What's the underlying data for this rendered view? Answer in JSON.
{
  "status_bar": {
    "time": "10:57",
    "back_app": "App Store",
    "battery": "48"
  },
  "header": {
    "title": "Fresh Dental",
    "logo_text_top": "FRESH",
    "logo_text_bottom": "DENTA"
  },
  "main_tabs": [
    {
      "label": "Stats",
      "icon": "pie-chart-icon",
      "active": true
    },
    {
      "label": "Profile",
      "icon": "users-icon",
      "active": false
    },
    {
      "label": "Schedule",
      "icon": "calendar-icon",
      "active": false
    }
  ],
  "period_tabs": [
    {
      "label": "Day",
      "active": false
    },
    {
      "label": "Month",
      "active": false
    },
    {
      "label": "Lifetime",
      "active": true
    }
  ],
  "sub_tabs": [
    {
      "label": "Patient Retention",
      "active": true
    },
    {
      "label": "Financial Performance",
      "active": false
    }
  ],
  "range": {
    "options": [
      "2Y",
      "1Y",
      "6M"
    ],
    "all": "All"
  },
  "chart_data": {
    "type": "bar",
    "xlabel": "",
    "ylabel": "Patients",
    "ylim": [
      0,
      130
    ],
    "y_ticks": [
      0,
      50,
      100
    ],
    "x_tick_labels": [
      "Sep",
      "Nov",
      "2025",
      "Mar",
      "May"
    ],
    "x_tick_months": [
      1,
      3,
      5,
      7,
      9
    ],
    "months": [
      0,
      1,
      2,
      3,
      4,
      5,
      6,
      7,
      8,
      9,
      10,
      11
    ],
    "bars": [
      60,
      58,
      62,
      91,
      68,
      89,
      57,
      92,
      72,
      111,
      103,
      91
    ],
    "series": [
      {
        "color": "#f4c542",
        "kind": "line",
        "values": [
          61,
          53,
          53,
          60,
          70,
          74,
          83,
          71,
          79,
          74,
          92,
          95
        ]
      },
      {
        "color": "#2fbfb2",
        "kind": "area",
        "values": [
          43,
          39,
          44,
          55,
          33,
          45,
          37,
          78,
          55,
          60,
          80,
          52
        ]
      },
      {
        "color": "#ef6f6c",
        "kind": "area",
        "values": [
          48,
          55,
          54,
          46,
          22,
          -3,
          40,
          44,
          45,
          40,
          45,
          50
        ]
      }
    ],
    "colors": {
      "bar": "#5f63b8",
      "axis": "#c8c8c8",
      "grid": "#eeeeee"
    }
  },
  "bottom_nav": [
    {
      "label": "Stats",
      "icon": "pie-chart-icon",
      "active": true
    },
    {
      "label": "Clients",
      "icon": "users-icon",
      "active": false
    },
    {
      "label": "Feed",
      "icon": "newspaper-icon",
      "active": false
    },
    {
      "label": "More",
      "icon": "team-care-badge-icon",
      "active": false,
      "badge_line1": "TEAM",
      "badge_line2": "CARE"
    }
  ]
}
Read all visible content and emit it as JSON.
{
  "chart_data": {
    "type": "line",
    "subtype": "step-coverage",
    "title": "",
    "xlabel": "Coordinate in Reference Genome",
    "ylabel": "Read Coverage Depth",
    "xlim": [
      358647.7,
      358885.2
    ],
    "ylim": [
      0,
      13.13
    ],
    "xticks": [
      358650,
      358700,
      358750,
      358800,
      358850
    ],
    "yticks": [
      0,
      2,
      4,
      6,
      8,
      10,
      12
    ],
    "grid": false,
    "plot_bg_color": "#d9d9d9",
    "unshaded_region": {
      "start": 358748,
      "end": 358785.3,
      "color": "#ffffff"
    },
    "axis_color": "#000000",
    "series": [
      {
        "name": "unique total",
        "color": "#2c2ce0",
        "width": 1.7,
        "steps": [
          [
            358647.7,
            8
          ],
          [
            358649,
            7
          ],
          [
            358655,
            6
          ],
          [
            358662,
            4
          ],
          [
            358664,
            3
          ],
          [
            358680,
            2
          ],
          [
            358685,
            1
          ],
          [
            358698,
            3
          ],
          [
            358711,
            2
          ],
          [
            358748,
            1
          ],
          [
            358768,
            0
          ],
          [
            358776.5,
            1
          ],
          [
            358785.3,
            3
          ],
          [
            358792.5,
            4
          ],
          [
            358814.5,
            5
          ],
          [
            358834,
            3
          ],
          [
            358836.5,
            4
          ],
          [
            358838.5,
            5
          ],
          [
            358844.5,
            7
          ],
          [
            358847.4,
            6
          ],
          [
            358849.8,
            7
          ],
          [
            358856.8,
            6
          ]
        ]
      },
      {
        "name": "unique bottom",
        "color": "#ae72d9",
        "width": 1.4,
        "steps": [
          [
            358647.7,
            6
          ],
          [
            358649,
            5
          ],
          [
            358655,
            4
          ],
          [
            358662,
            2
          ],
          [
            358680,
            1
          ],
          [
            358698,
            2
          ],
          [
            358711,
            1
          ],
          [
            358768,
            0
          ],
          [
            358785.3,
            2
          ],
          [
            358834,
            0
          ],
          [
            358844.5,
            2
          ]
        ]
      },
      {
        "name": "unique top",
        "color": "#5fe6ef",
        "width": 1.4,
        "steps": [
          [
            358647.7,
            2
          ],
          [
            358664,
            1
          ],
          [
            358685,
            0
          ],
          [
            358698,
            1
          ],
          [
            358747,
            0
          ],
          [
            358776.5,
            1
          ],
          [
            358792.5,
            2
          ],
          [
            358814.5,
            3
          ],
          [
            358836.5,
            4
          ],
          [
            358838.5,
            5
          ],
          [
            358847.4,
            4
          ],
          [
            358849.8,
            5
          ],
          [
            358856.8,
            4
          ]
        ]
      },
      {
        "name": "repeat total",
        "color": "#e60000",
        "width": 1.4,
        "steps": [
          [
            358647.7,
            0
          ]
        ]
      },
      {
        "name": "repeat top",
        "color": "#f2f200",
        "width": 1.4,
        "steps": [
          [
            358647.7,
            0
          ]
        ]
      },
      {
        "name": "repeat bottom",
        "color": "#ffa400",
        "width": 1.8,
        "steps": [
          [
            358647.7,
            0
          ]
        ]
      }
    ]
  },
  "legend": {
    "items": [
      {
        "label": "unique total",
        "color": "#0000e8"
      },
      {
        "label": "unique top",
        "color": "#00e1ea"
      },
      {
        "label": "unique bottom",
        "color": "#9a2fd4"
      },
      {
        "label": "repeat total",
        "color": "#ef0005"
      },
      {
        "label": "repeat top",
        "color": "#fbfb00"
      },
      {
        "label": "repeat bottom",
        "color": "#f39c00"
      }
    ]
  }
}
********************
Your task is to collect every line above that contains the word "name".

        "name": "unique total",
        "name": "unique bottom",
        "name": "unique top",
        "name": "repeat total",
        "name": "repeat top",
        "name": "repeat bottom",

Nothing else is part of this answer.